§ **PASSAGE GIVEN**:
--- start ---

Tour Diary - part 12 - New Zealand
Auckland - Billy West is on our flight today (the second coolest Billy on the whole airplane). We're pretty excited about this, as close to geeked-out as we get in our old age. We cut our teeth on Ren and Stimpy and Futurama is our best friend.
When we land, no less than seven people meet us at the airport. They introduce themselves not in their professional capacities, but by their first names, so we really have no idea what any of them are doing there. They seem nice though and they carry guitars and suitcases, so we go with them willingly, us being free spirits and all.
And they do, in fact, bring us to our hotel after working out who should ride with whom in whose car and who gets to carry the equipment in whose boot, etc., all the while apologizing for the rain. "Sorry about this. I did request better weather for you," says a sunny young man named Jim.
"Yeah? Who do you know, God?"
"My cousin went to school with him. He's my in."
"That's a pretty good in."
"Yeah, well…" he puts his hand out to feel the rain. "It is usually."
All seven Kiwis get out of their cars and go into the hotel with us, still carrying our stuff and chatting pleasantly. We try to figure out what their actual jobs are with subtly ham-fisted questions, to no avail.
"So…how's…work?"
"Oh, fine. Busy."
Seven people will hover around us the entire time we're in this country and we will never figure out exactly who they are. They all know each other and they seem to know us, and they're all swell human beings who appear to be working on either the record or the tour, but exactly how, we're never sure. Every now and then, one will leave and be replaced by someone else who also knows the group and us, is pleasant and helpful, but whose role is as mysterious as the person's that he or she replaced. We figure there is a promoter, a tour manager, a publicist and…well, we don't really get much farther than that.
Since they are all lovely and I don't have to be in charge of anything but the shows, I just leave it be. I do try to keep the conversations about work to a minimum so as not to embarrass myself. There are plenty of other things to talk about, of course and I find that most people in the music business hate it as much as I do and are relieved when you don't make them talk about it.
Our first night in Auckland is a little dismal after the fun people leave. Auckland is completely unrecognizable to us. We remembered it as a watery city like Seattle: hilly and beachy. It is watery, but only because it's raining so hard. We're staying downtown and tonight downtown Auckland looks more like Detroit. Just not what we expected. We hunker down in our hotel room and watch anime DVD's Bodhi's brothers gave him for bedtime stories.
In the morning, I have a session at Radio New Zealand. Some members of the gang pick us up and drive us around the corner. I feel guilty. "We really could have walked, you know."
They are appalled by this thought and refuse to discuss it. They also insist on carrying my guitar. Golly, these people are nice.

--- end ---

§ **EXTRACTED ENTRIES**:
--- start ---

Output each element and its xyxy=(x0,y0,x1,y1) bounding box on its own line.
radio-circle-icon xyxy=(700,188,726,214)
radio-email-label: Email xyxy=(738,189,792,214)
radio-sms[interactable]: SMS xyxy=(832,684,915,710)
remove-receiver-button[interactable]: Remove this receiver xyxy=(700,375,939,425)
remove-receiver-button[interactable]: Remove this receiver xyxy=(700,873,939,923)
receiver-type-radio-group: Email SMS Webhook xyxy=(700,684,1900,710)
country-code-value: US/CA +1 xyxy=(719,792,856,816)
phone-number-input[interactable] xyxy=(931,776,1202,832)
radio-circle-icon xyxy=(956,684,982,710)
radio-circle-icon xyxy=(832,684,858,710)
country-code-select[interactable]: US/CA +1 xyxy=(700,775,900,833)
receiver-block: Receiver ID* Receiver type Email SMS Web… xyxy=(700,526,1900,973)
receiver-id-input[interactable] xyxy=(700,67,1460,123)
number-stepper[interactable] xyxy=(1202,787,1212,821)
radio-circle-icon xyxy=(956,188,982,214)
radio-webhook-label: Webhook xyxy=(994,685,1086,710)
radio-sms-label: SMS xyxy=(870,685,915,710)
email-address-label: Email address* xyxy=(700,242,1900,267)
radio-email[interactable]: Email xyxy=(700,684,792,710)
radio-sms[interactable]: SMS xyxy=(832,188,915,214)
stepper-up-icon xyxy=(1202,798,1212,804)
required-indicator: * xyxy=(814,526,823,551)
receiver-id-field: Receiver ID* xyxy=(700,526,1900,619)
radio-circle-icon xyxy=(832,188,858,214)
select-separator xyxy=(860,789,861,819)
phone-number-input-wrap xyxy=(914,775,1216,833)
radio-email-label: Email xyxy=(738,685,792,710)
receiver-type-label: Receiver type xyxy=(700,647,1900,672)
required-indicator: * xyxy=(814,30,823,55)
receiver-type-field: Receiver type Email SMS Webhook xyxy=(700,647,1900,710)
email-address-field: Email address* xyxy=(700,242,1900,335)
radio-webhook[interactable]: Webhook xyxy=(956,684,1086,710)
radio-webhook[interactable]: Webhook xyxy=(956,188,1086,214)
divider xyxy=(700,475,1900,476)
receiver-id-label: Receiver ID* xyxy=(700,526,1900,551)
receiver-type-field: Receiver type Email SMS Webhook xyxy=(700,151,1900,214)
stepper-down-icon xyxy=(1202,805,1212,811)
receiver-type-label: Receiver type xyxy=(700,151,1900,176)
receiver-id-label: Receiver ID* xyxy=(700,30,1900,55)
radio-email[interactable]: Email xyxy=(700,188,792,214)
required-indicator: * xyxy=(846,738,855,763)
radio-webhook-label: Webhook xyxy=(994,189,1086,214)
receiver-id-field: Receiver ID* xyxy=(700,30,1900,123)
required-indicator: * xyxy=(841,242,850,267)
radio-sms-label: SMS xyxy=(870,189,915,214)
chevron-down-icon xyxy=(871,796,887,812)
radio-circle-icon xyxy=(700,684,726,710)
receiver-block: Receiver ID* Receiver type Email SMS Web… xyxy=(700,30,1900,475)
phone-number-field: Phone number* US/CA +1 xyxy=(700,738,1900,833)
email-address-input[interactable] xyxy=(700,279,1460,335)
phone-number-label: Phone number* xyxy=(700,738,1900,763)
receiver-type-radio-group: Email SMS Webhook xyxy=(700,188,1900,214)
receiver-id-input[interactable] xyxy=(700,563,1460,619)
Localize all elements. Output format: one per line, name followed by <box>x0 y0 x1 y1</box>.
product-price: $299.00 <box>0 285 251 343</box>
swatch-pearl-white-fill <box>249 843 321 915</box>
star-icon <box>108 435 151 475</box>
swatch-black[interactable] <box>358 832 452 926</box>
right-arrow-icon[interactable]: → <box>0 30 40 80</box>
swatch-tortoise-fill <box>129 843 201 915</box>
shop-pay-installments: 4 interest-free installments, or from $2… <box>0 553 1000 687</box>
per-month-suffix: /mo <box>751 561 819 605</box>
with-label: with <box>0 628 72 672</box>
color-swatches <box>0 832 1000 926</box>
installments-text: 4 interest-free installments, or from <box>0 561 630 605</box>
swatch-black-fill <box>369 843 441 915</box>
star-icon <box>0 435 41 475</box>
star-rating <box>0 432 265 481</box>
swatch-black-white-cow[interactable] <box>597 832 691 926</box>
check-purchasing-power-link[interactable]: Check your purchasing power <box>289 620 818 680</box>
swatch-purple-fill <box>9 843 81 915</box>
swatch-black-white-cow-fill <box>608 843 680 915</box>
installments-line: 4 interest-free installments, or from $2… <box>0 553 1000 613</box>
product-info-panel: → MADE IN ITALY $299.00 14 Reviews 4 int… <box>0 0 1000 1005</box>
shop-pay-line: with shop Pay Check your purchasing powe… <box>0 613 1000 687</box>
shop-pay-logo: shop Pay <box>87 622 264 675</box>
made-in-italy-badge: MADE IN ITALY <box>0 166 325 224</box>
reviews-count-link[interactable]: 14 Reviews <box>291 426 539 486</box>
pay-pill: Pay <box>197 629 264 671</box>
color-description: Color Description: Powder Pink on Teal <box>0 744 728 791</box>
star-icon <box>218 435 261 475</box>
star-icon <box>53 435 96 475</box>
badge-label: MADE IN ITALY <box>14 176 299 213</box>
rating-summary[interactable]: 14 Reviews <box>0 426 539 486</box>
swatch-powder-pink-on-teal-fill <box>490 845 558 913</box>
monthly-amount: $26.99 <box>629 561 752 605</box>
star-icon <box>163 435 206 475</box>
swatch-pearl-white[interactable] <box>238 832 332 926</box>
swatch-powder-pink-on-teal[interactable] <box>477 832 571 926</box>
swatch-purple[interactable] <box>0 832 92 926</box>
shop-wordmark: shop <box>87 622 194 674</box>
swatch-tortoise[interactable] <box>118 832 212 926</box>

--- end ---

§ **BRIEF A**: According to the tour diary, how many people meet the narrator's group at the Auckland airport?
§ **BRIEF B**: Please copy the tour diary word for word, from "Tour Diary - part" up to and including "spirits and all.".

§ **EXERCISE SOLUTION A**: Seven people meet them at the airport.

§ **EXERCISE SOLUTION B**:
Tour Diary - part 12 - New Zealand
Auckland - Billy West is on our flight today (the second coolest Billy on the whole airplane). We're pretty excited about this, as close to geeked-out as we get in our old age. We cut our teeth on Ren and Stimpy and Futurama is our best friend.
When we land, no less than seven people meet us at the airport. They introduce themselves not in their professional capacities, but by their first names, so we really have no idea what any of them are doing there. They seem nice though and they carry guitars and suitcases, so we go with them willingly, us being free spirits and all.